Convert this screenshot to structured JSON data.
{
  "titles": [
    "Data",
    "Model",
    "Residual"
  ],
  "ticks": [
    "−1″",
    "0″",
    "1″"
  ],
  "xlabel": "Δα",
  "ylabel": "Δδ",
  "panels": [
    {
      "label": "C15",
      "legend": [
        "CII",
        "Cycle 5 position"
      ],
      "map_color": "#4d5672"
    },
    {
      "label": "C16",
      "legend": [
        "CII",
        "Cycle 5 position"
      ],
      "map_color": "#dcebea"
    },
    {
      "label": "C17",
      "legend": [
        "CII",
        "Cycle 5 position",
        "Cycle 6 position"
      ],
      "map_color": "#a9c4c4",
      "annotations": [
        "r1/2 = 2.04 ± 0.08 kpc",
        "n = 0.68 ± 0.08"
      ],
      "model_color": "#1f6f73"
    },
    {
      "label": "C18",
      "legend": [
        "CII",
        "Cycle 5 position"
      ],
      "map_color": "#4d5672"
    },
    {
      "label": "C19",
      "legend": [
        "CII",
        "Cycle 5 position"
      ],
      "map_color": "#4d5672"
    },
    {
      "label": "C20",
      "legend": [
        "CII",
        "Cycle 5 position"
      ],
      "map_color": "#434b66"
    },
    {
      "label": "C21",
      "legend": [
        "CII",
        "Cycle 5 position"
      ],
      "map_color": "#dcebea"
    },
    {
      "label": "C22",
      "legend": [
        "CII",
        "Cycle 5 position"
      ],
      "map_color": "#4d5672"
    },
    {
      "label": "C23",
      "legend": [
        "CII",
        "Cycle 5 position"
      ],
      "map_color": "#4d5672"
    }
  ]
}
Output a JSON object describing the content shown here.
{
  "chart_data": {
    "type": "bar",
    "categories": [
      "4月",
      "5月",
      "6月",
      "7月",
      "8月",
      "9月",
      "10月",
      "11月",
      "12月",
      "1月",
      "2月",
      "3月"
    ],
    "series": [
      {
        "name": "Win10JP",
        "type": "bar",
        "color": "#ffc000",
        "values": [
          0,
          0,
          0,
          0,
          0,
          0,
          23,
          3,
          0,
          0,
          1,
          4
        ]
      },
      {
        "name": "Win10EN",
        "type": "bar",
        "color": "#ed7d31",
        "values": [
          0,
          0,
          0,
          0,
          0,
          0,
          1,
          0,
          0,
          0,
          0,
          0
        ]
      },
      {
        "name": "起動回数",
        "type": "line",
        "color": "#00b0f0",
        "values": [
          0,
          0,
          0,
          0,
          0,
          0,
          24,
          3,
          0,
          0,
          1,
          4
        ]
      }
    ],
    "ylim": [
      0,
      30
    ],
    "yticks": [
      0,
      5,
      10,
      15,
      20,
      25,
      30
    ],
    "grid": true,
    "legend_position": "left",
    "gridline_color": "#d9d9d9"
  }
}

----------

SET PROBLEM
Retype all the material above precisely, with no line left out.

ANSWER TO THIS EXERCISE
Convert this screenshot to structured JSON data.
{
  "titles": [
    "Data",
    "Model",
    "Residual"
  ],
  "ticks": [
    "−1″",
    "0″",
    "1″"
  ],
  "xlabel": "Δα",
  "ylabel": "Δδ",
  "panels": [
    {
      "label": "C15",
      "legend": [
        "CII",
        "Cycle 5 position"
      ],
      "map_color": "#4d5672"
    },
    {
      "label": "C16",
      "legend": [
        "CII",
        "Cycle 5 position"
      ],
      "map_color": "#dcebea"
    },
    {
      "label": "C17",
      "legend": [
        "CII",
        "Cycle 5 position",
        "Cycle 6 position"
      ],
      "map_color": "#a9c4c4",
      "annotations": [
        "r1/2 = 2.04 ± 0.08 kpc",
        "n = 0.68 ± 0.08"
      ],
      "model_color": "#1f6f73"
    },
    {
      "label": "C18",
      "legend": [
        "CII",
        "Cycle 5 position"
      ],
      "map_color": "#4d5672"
    },
    {
      "label": "C19",
      "legend": [
        "CII",
        "Cycle 5 position"
      ],
      "map_color": "#4d5672"
    },
    {
      "label": "C20",
      "legend": [
        "CII",
        "Cycle 5 position"
      ],
      "map_color": "#434b66"
    },
    {
      "label": "C21",
      "legend": [
        "CII",
        "Cycle 5 position"
      ],
      "map_color": "#dcebea"
    },
    {
      "label": "C22",
      "legend": [
        "CII",
        "Cycle 5 position"
      ],
      "map_color": "#4d5672"
    },
    {
      "label": "C23",
      "legend": [
        "CII",
        "Cycle 5 position"
      ],
      "map_color": "#4d5672"
    }
  ]
}
Output a JSON object describing the content shown here.
{
  "chart_data": {
    "type": "bar",
    "categories": [
      "4月",
      "5月",
      "6月",
      "7月",
      "8月",
      "9月",
      "10月",
      "11月",
      "12月",
      "1月",
      "2月",
      "3月"
    ],
    "series": [
      {
        "name": "Win10JP",
        "type": "bar",
        "color": "#ffc000",
        "values": [
          0,
          0,
          0,
          0,
          0,
          0,
          23,
          3,
          0,
          0,
          1,
          4
        ]
      },
      {
        "name": "Win10EN",
        "type": "bar",
        "color": "#ed7d31",
        "values": [
          0,
          0,
          0,
          0,
          0,
          0,
          1,
          0,
          0,
          0,
          0,
          0
        ]
      },
      {
        "name": "起動回数",
        "type": "line",
        "color": "#00b0f0",
        "values": [
          0,
          0,
          0,
          0,
          0,
          0,
          24,
          3,
          0,
          0,
          1,
          4
        ]
      }
    ],
    "ylim": [
      0,
      30
    ],
    "yticks": [
      0,
      5,
      10,
      15,
      20,
      25,
      30
    ],
    "grid": true,
    "legend_position": "left",
    "gridline_color": "#d9d9d9"
  }
}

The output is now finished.